RECORDED DATA =
··········

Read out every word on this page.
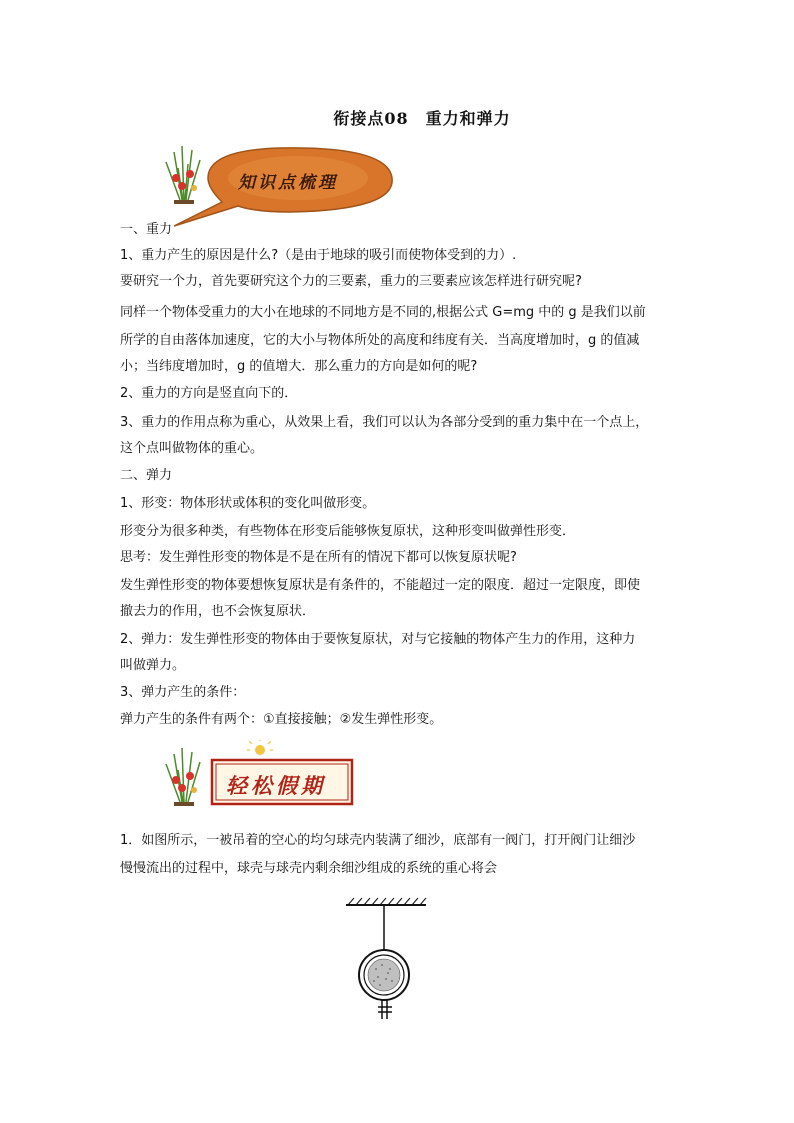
衔接点08　重力和弹力
知识点梳理
一、重力
1、重力产生的原因是什么?（是由于地球的吸引而使物体受到的力）.
要研究一个力，首先要研究这个力的三要素，重力的三要素应该怎样进行研究呢?
同样一个物体受重力的大小在地球的不同地方是不同的,根据公式 G=mg 中的 g 是我们以前
所学的自由落体加速度，它的大小与物体所处的高度和纬度有关．当高度增加时，g 的值减
小；当纬度增加时，g 的值增大．那么重力的方向是如何的呢?
2、重力的方向是竖直向下的．
3、重力的作用点称为重心，从效果上看，我们可以认为各部分受到的重力集中在一个点上，
这个点叫做物体的重心。
二、弹力
1、形变：物体形状或体积的变化叫做形变。
形变分为很多种类，有些物体在形变后能够恢复原状，这种形变叫做弹性形变．
思考：发生弹性形变的物体是不是在所有的情况下都可以恢复原状呢?
发生弹性形变的物体要想恢复原状是有条件的，不能超过一定的限度．超过一定限度，即使
撤去力的作用，也不会恢复原状．
2、弹力：发生弹性形变的物体由于要恢复原状，对与它接触的物体产生力的作用，这种力
叫做弹力。
3、弹力产生的条件：
弹力产生的条件有两个：①直接接触；②发生弹性形变。
轻松假期
1．如图所示，一被吊着的空心的均匀球壳内装满了细沙，底部有一阀门，打开阀门让细沙
慢慢流出的过程中，球壳与球壳内剩余细沙组成的系统的重心将会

··········

WORK INSTRUCTIONS = Write out all the entries again, word for word, and print no images.

RESPONSE TO THIS TASK =
Read out every word on this page.
衔接点08　重力和弹力
知识点梳理
一、重力
1、重力产生的原因是什么?（是由于地球的吸引而使物体受到的力）.
要研究一个力，首先要研究这个力的三要素，重力的三要素应该怎样进行研究呢?
同样一个物体受重力的大小在地球的不同地方是不同的,根据公式 G=mg 中的 g 是我们以前
所学的自由落体加速度，它的大小与物体所处的高度和纬度有关．当高度增加时，g 的值减
小；当纬度增加时，g 的值增大．那么重力的方向是如何的呢?
2、重力的方向是竖直向下的．
3、重力的作用点称为重心，从效果上看，我们可以认为各部分受到的重力集中在一个点上，
这个点叫做物体的重心。
二、弹力
1、形变：物体形状或体积的变化叫做形变。
形变分为很多种类，有些物体在形变后能够恢复原状，这种形变叫做弹性形变．
思考：发生弹性形变的物体是不是在所有的情况下都可以恢复原状呢?
发生弹性形变的物体要想恢复原状是有条件的，不能超过一定的限度．超过一定限度，即使
撤去力的作用，也不会恢复原状．
2、弹力：发生弹性形变的物体由于要恢复原状，对与它接触的物体产生力的作用，这种力
叫做弹力。
3、弹力产生的条件：
弹力产生的条件有两个：①直接接触；②发生弹性形变。
轻松假期
1．如图所示，一被吊着的空心的均匀球壳内装满了细沙，底部有一阀门，打开阀门让细沙
慢慢流出的过程中，球壳与球壳内剩余细沙组成的系统的重心将会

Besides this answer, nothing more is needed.